Problem details> Lines that hold the string "Hammurabi" are to be counted; give only their number.

┄┄┄┄┄┄┄┄┄┄┄┄┄┄┄┄┄┄┄┄

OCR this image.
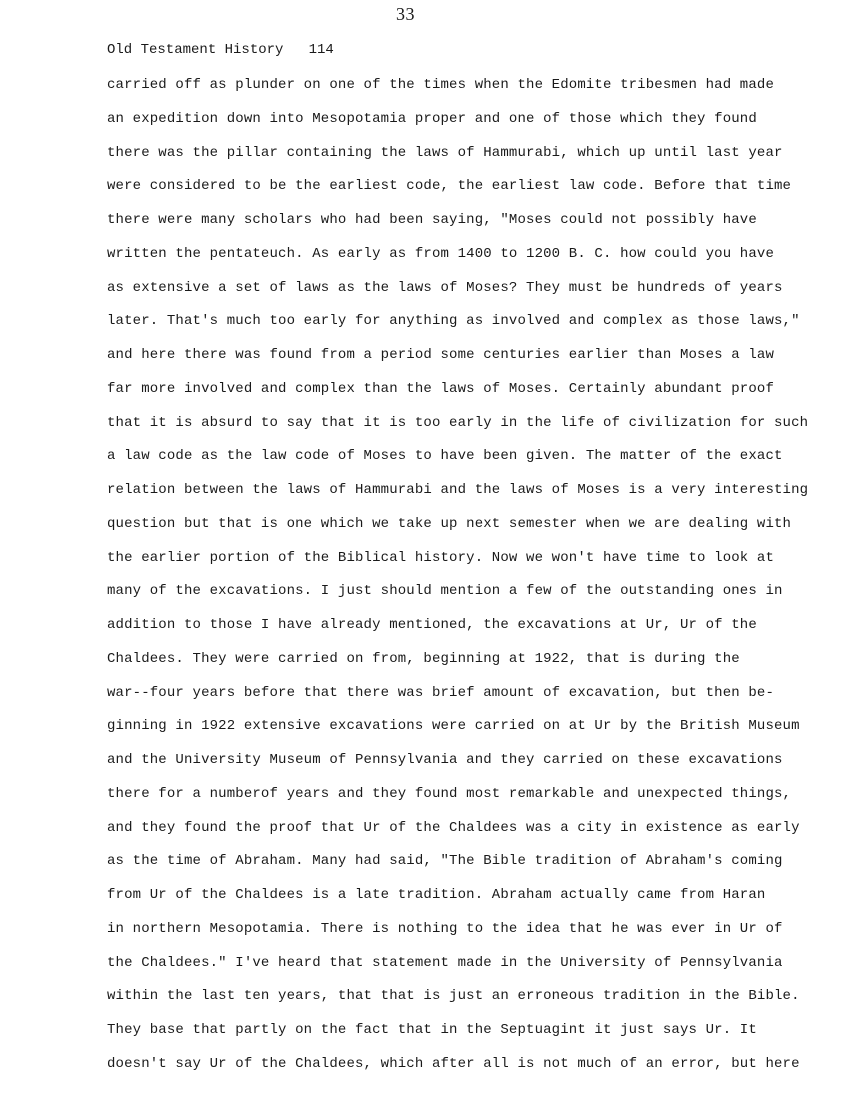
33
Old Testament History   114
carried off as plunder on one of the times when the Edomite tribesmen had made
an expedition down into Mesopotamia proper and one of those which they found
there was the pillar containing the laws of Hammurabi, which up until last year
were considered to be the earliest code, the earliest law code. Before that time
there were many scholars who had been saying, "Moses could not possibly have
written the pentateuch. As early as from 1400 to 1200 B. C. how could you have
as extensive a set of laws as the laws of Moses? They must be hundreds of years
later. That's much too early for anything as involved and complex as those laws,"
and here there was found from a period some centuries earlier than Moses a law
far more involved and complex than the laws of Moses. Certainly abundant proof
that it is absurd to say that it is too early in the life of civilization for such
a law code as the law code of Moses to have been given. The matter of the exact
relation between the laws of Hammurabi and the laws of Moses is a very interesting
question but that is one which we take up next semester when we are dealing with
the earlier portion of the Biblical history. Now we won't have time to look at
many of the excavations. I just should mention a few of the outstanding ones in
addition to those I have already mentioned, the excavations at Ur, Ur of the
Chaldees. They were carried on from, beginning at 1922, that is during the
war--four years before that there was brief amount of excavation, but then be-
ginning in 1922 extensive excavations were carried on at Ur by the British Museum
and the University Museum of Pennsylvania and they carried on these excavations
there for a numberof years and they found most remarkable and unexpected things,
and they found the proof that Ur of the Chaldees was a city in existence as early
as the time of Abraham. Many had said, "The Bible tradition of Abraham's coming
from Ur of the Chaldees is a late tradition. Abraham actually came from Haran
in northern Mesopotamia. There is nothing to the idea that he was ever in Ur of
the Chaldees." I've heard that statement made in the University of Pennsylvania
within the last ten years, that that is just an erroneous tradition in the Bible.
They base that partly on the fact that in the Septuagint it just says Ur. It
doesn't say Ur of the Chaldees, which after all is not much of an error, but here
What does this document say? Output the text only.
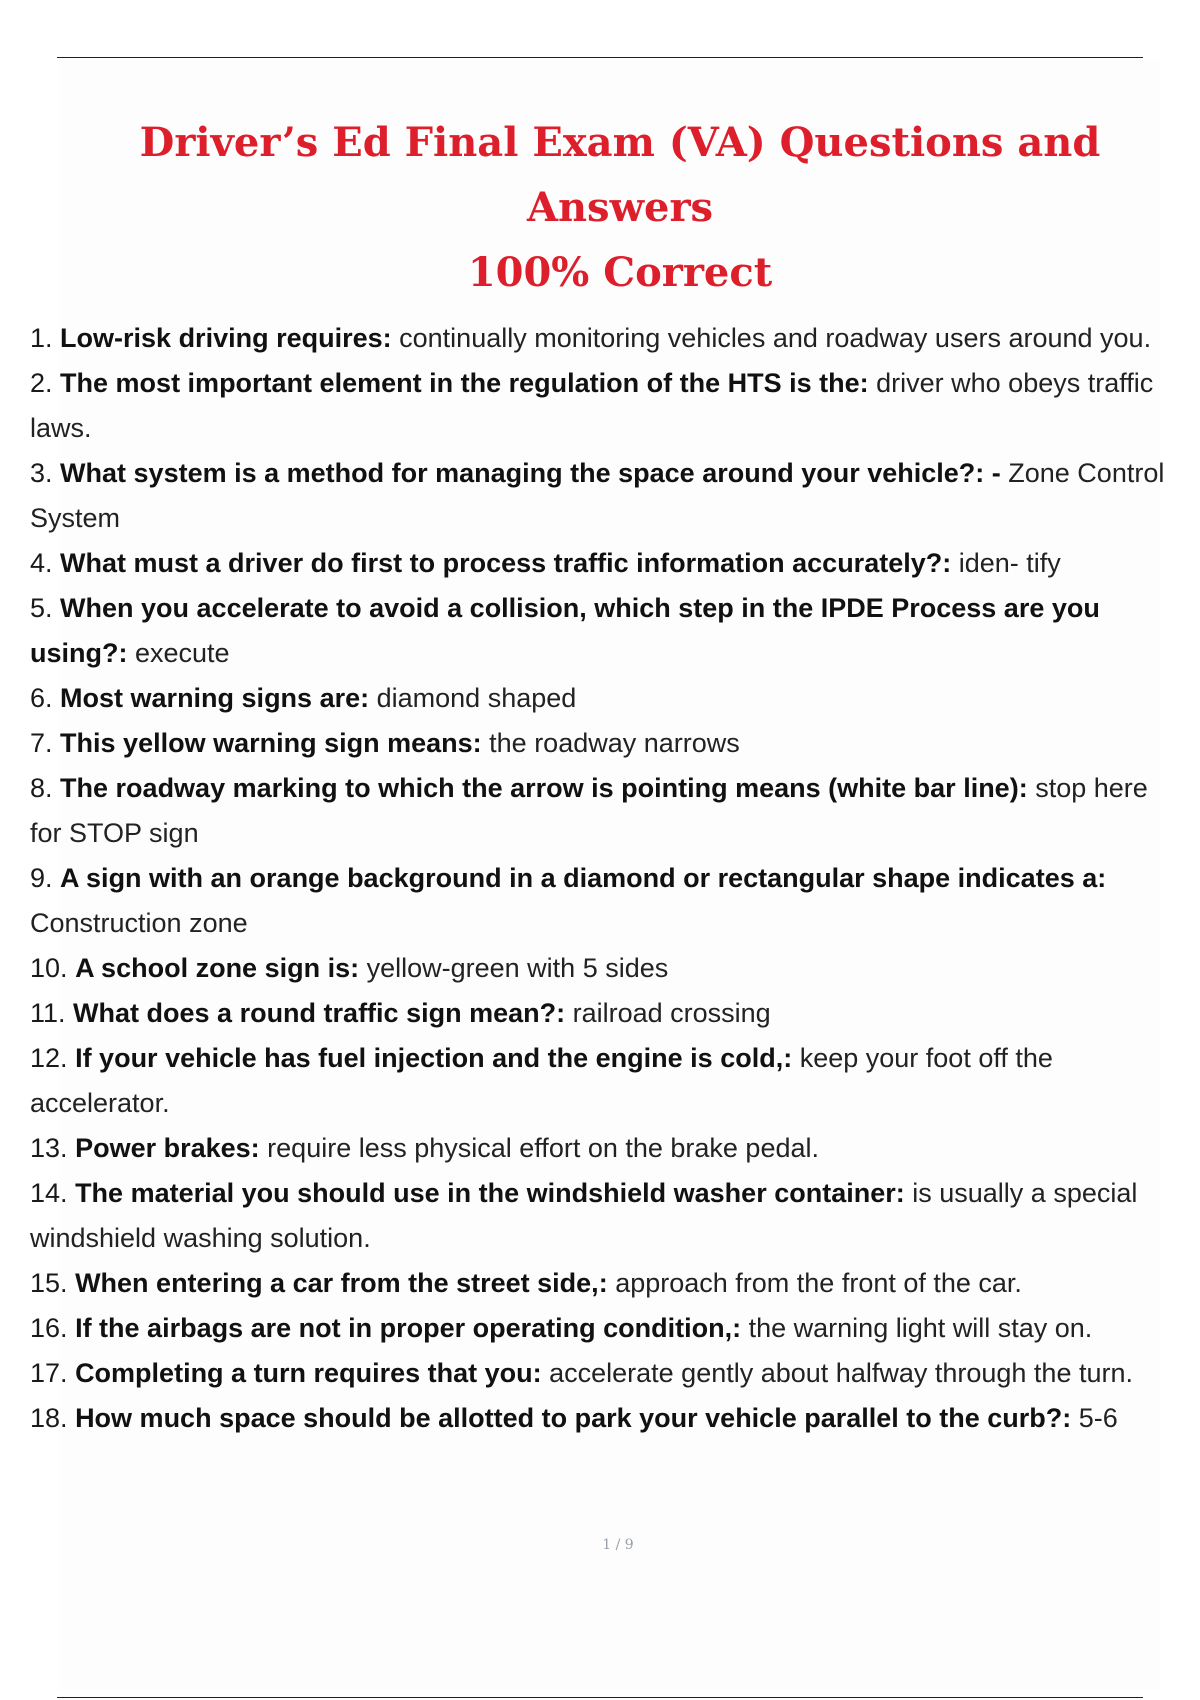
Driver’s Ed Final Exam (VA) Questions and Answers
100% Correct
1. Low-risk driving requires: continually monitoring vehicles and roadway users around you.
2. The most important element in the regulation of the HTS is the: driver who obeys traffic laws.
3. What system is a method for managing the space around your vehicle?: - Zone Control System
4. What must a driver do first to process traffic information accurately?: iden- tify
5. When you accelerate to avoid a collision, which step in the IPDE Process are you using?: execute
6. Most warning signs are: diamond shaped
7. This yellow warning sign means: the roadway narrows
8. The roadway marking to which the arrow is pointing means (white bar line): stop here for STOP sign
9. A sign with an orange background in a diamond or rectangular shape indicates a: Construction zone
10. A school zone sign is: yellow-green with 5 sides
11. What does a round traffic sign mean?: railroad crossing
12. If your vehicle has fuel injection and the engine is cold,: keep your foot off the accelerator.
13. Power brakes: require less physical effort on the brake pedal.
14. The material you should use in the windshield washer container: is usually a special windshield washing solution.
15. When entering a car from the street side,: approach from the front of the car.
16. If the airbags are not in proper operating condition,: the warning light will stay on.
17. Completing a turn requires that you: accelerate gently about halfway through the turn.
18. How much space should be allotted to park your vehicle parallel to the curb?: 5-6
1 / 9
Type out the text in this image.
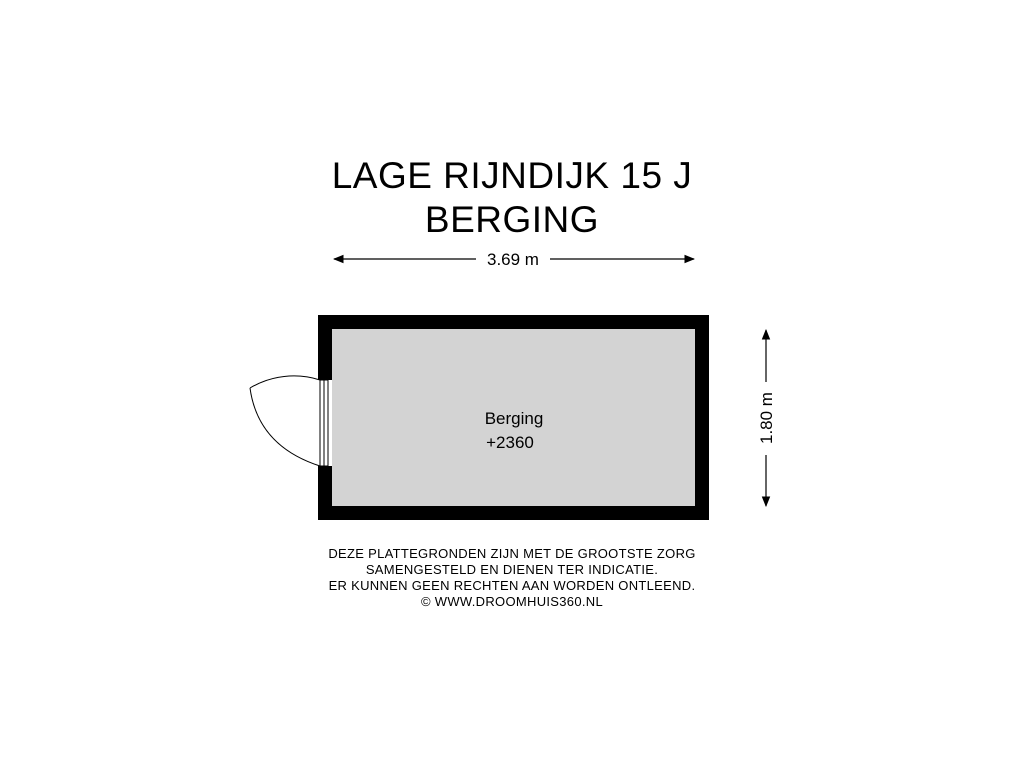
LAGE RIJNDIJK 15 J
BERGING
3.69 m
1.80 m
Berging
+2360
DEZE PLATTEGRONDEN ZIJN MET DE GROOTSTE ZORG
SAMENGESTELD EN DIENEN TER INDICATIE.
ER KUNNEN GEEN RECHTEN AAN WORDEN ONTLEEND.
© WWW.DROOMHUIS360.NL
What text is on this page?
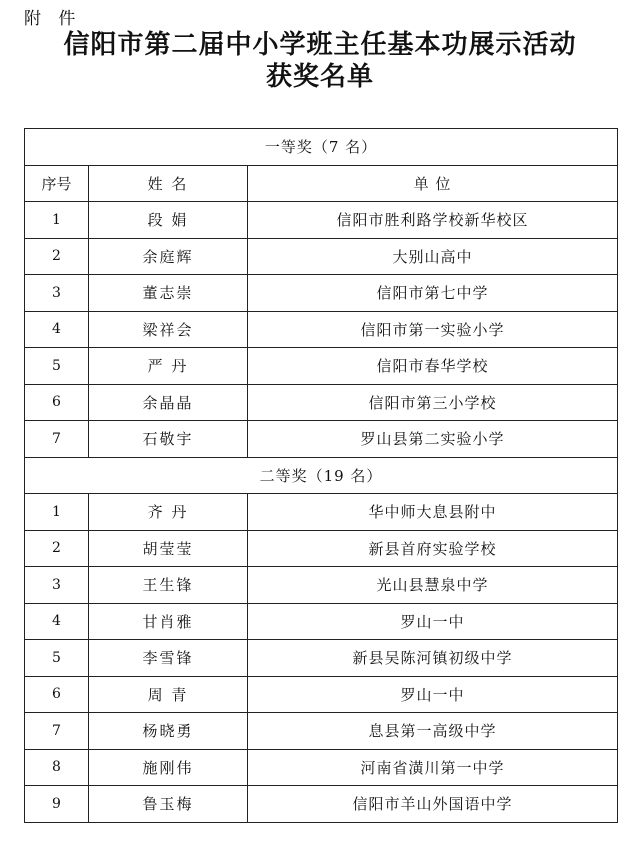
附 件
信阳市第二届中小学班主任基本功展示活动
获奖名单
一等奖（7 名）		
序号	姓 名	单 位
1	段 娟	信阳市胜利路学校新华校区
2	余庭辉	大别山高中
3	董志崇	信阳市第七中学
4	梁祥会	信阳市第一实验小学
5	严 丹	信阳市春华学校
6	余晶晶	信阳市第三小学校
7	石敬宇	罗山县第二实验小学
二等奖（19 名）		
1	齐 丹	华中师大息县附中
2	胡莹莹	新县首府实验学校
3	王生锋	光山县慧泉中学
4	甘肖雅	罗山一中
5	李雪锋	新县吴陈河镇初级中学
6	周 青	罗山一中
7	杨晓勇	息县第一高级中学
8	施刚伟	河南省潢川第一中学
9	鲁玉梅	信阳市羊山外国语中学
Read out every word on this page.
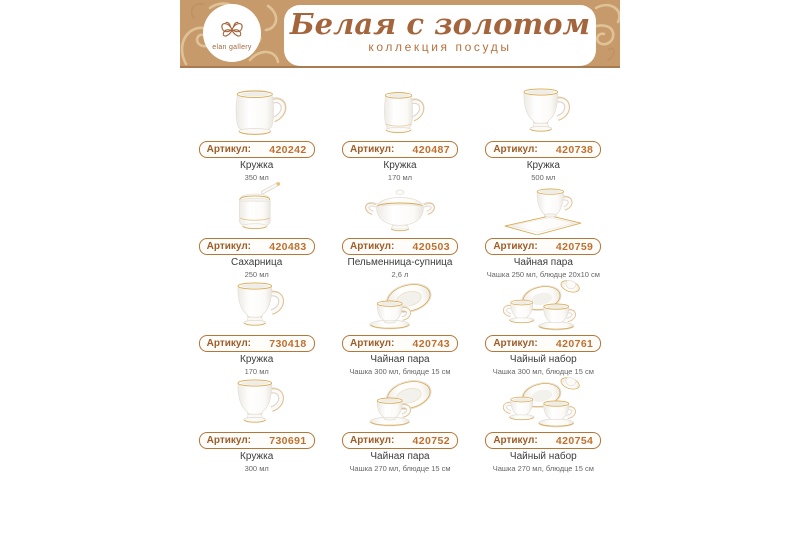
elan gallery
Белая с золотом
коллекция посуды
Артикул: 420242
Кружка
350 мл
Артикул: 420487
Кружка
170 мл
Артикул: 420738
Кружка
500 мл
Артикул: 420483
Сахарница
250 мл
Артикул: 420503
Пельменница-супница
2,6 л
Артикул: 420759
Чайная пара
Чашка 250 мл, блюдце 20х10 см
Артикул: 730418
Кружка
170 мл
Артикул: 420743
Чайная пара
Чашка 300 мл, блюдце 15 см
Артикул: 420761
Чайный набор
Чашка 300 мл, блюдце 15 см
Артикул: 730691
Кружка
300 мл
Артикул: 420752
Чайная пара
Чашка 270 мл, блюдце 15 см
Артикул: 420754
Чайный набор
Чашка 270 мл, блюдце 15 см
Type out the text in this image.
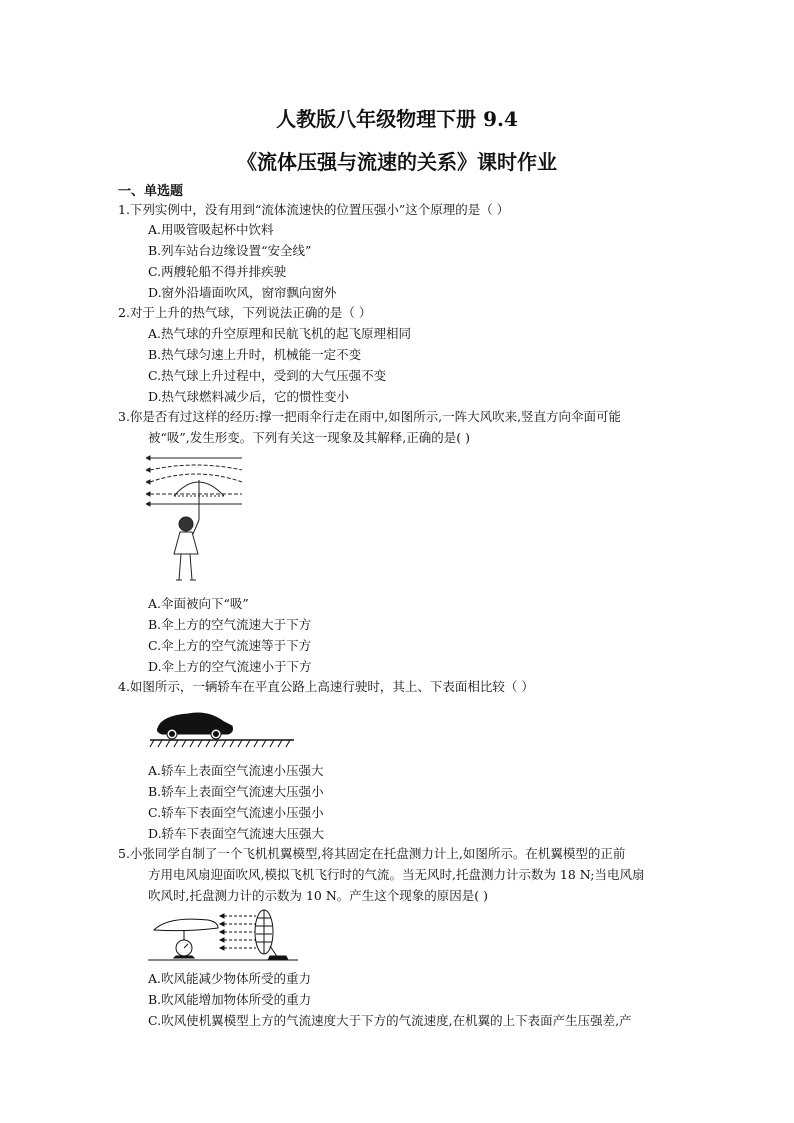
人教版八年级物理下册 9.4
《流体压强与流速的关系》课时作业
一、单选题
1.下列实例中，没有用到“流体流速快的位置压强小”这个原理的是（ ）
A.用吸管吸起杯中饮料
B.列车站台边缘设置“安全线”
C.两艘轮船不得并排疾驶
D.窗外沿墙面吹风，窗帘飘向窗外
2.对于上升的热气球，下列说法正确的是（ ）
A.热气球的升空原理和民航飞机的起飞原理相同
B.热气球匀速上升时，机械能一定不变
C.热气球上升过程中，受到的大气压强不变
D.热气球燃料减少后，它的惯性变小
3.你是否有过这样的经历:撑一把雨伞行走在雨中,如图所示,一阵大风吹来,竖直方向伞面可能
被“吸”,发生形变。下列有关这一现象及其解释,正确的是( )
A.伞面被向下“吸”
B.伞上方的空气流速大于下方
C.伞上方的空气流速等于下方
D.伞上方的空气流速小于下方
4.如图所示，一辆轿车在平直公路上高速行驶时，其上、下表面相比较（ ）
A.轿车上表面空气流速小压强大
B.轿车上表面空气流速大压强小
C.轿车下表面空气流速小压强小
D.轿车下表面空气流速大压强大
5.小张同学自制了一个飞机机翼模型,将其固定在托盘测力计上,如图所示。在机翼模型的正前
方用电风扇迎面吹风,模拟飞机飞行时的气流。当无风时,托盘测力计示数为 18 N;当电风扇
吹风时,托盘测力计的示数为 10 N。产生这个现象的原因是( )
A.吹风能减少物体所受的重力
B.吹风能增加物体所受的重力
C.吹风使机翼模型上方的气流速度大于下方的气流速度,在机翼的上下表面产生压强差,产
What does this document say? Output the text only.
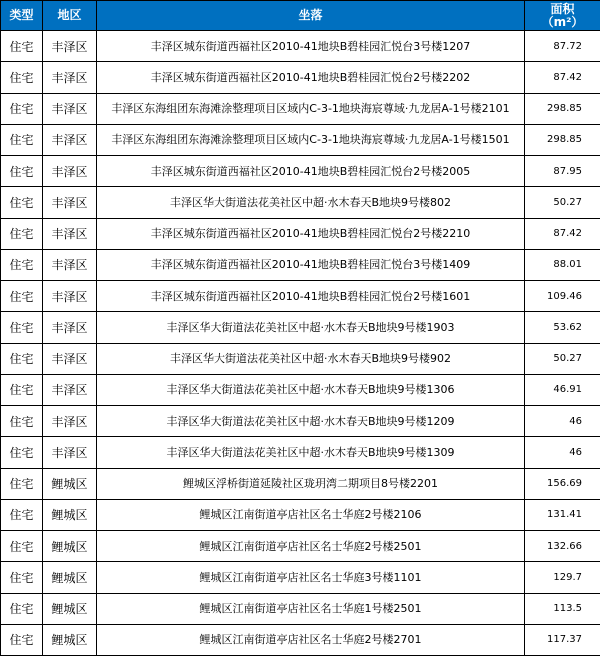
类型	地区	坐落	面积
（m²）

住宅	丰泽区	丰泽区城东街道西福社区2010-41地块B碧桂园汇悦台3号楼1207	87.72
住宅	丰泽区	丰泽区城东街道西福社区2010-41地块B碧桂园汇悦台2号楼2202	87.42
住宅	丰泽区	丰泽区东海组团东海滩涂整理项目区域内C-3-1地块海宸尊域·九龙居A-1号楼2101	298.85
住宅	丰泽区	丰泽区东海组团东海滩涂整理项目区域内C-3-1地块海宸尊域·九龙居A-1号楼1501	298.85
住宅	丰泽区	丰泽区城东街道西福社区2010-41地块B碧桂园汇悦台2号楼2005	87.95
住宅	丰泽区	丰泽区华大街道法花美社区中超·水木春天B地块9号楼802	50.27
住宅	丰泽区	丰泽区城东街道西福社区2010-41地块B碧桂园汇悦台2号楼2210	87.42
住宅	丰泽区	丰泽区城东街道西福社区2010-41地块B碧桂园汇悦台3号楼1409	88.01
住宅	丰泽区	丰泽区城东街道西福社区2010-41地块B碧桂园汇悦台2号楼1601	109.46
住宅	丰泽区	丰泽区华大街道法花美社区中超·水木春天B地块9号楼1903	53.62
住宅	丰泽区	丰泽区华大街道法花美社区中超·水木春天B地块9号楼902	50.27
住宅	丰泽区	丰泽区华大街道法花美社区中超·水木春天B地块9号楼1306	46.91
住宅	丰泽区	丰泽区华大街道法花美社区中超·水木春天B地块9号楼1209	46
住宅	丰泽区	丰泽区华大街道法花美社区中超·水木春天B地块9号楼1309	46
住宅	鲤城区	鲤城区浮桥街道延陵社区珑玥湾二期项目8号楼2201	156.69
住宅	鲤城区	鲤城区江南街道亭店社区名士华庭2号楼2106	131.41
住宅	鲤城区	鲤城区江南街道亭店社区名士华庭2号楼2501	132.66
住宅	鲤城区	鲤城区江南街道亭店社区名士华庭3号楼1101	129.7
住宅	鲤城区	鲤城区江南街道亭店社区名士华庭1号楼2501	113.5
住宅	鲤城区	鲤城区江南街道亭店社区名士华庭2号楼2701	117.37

┄┄┄┄┄┄┄┄┄┄┄┄┄┄┄┄┄┄┄┄

Task output> 2